▸ EXERCISE REQUIREMENTS
Produce a verbatim copy of the entries listed below.

+++ AVAILABLE DATA

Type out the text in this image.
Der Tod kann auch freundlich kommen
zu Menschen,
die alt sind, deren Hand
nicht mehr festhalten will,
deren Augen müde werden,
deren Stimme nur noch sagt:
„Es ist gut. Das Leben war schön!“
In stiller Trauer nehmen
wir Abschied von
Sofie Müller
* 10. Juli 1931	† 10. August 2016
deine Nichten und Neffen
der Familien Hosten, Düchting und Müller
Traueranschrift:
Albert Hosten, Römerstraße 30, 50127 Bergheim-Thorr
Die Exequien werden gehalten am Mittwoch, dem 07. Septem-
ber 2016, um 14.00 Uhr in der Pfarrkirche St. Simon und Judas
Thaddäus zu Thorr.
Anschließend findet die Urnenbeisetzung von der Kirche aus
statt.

++++++

▸ FULL RESPONSE
Type out the text in this image.
Der Tod kann auch freundlich kommen
zu Menschen,
die alt sind, deren Hand
nicht mehr festhalten will,
deren Augen müde werden,
deren Stimme nur noch sagt:
„Es ist gut. Das Leben war schön!“
In stiller Trauer nehmen
wir Abschied von
Sofie Müller
* 10. Juli 1931	† 10. August 2016
deine Nichten und Neffen
der Familien Hosten, Düchting und Müller
Traueranschrift:
Albert Hosten, Römerstraße 30, 50127 Bergheim-Thorr
Die Exequien werden gehalten am Mittwoch, dem 07. Septem-
ber 2016, um 14.00 Uhr in der Pfarrkirche St. Simon und Judas
Thaddäus zu Thorr.
Anschließend findet die Urnenbeisetzung von der Kirche aus
statt.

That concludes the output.